-- start Records for processing --

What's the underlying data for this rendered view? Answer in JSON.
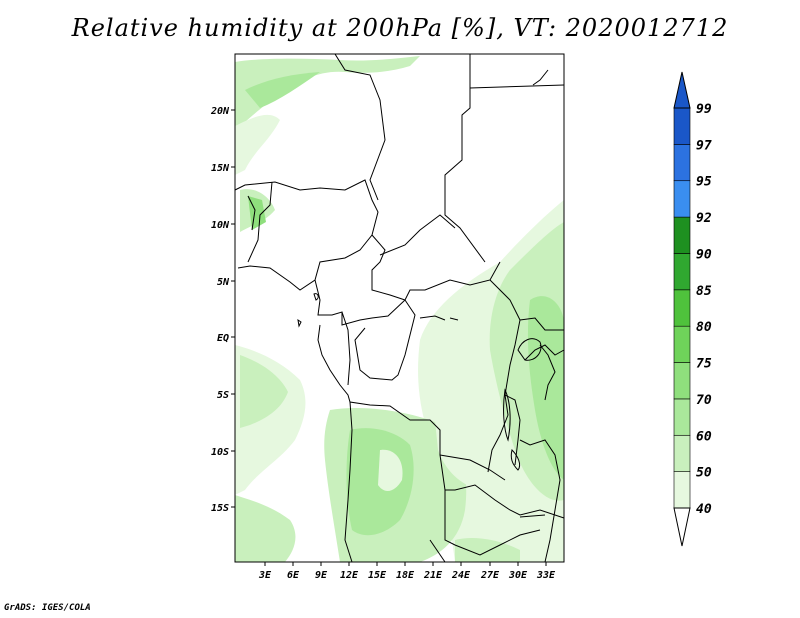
{
  "title": "Relative humidity at 200hPa [%], VT: 2020012712",
  "credit": "GrADS: IGES/COLA",
  "axes": {
    "lat_labels": [
      "20N",
      "15N",
      "10N",
      "5N",
      "EQ",
      "5S",
      "10S",
      "15S"
    ],
    "lon_labels": [
      "3E",
      "6E",
      "9E",
      "12E",
      "15E",
      "18E",
      "21E",
      "24E",
      "27E",
      "30E",
      "33E"
    ]
  },
  "colorbar": {
    "levels": [
      {
        "value": "40",
        "color": "#ffffff"
      },
      {
        "value": "50",
        "color": "#e6f8df"
      },
      {
        "value": "60",
        "color": "#c9f0bd"
      },
      {
        "value": "70",
        "color": "#aae89b"
      },
      {
        "value": "75",
        "color": "#8fdf7d"
      },
      {
        "value": "80",
        "color": "#6fd35a"
      },
      {
        "value": "85",
        "color": "#4fc23c"
      },
      {
        "value": "90",
        "color": "#30a830"
      },
      {
        "value": "92",
        "color": "#1e9020"
      },
      {
        "value": "95",
        "color": "#3a8ef0"
      },
      {
        "value": "97",
        "color": "#2c72e0"
      },
      {
        "value": "99",
        "color": "#1a57c8"
      }
    ]
  }
}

-- end Records for processing --

> **Your instructions**: What is the number of lines in these records that contain "value"? Reply with the number only.

> **Answer to this exercise**: 12